# Task to carry out
Lines containing the word "средней" are to be located and copied.

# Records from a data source
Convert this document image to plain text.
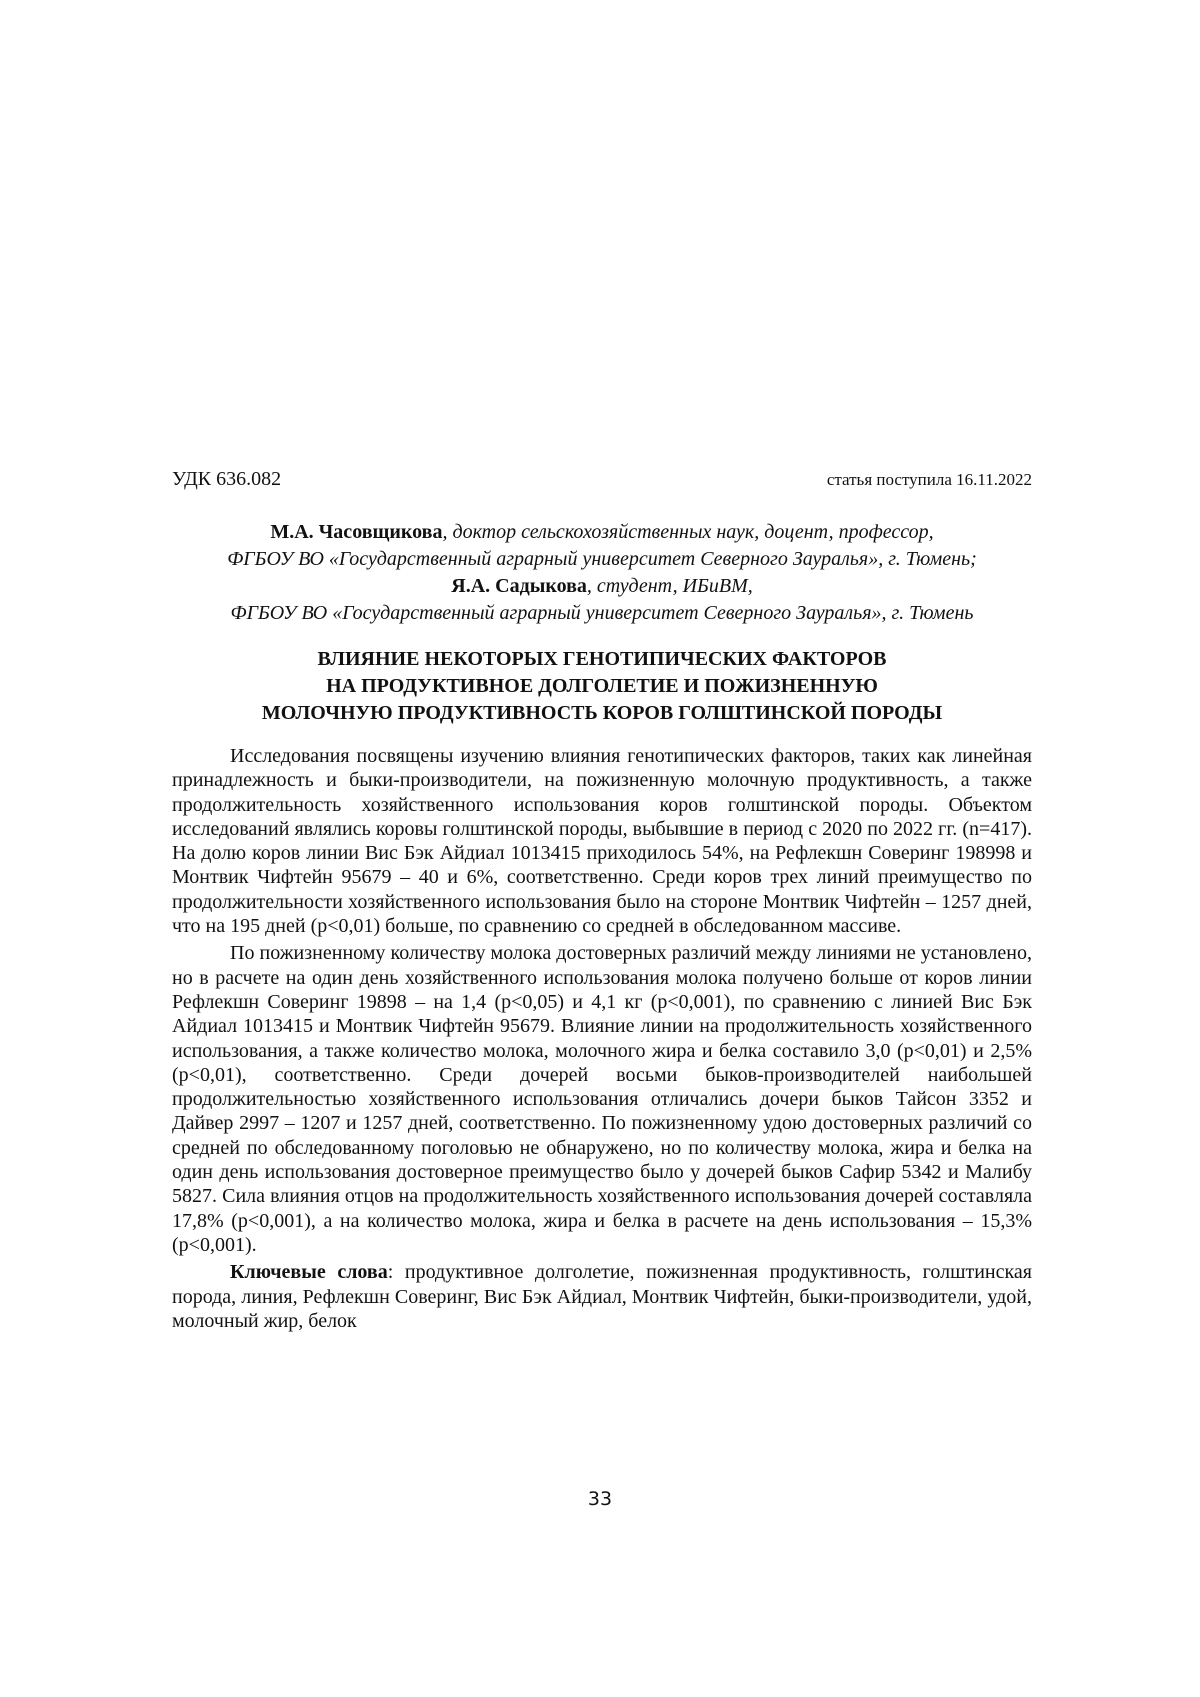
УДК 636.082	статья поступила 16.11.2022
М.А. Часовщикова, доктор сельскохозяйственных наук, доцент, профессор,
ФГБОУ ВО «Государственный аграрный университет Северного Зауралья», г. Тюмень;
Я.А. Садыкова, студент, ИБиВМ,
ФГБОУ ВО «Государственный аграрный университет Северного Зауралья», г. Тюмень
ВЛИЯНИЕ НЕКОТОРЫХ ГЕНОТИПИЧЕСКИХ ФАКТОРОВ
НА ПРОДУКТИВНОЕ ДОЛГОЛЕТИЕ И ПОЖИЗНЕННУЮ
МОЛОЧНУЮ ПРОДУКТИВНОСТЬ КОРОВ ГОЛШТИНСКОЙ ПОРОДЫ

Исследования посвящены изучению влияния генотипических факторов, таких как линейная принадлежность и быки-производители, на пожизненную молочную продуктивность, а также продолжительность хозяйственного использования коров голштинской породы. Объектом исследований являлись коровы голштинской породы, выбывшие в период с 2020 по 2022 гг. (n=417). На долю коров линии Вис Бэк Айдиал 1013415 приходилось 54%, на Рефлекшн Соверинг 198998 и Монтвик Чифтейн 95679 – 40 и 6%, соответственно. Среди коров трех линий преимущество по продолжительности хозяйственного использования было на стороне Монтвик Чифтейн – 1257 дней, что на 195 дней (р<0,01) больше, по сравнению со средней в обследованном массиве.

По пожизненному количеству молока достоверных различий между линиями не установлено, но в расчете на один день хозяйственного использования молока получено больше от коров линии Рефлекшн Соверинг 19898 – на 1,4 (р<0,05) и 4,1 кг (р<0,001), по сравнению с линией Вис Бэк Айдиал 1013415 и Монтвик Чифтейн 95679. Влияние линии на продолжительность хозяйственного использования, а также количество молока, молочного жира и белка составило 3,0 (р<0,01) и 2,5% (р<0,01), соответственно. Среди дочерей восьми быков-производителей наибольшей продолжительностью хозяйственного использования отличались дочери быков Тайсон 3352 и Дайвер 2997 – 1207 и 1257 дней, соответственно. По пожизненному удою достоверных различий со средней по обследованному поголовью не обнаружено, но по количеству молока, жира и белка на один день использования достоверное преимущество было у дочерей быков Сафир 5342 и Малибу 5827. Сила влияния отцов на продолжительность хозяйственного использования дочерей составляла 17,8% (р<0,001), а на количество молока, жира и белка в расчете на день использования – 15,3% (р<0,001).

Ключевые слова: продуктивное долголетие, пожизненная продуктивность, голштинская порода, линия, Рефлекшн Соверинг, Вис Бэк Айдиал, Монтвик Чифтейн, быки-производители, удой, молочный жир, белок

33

# Expected answer
Исследования посвящены изучению влияния генотипических факторов, таких как линейная принадлежность и быки-производители, на пожизненную молочную продуктивность, а также продолжительность хозяйственного использования коров голштинской породы. Объектом исследований являлись коровы голштинской породы, выбывшие в период с 2020 по 2022 гг. (n=417). На долю коров линии Вис Бэк Айдиал 1013415 приходилось 54%, на Рефлекшн Соверинг 198998 и Монтвик Чифтейн 95679 – 40 и 6%, соответственно. Среди коров трех линий преимущество по продолжительности хозяйственного использования было на стороне Монтвик Чифтейн – 1257 дней, что на 195 дней (р<0,01) больше, по сравнению со средней в обследованном массиве.
По пожизненному количеству молока достоверных различий между линиями не установлено, но в расчете на один день хозяйственного использования молока получено больше от коров линии Рефлекшн Соверинг 19898 – на 1,4 (р<0,05) и 4,1 кг (р<0,001), по сравнению с линией Вис Бэк Айдиал 1013415 и Монтвик Чифтейн 95679. Влияние линии на продолжительность хозяйственного использования, а также количество молока, молочного жира и белка составило 3,0 (р<0,01) и 2,5% (р<0,01), соответственно. Среди дочерей восьми быков-производителей наибольшей продолжительностью хозяйственного использования отличались дочери быков Тайсон 3352 и Дайвер 2997 – 1207 и 1257 дней, соответственно. По пожизненному удою достоверных различий со средней по обследованному поголовью не обнаружено, но по количеству молока, жира и белка на один день использования достоверное преимущество было у дочерей быков Сафир 5342 и Малибу 5827. Сила влияния отцов на продолжительность хозяйственного использования дочерей составляла 17,8% (р<0,001), а на количество молока, жира и белка в расчете на день использования – 15,3% (р<0,001).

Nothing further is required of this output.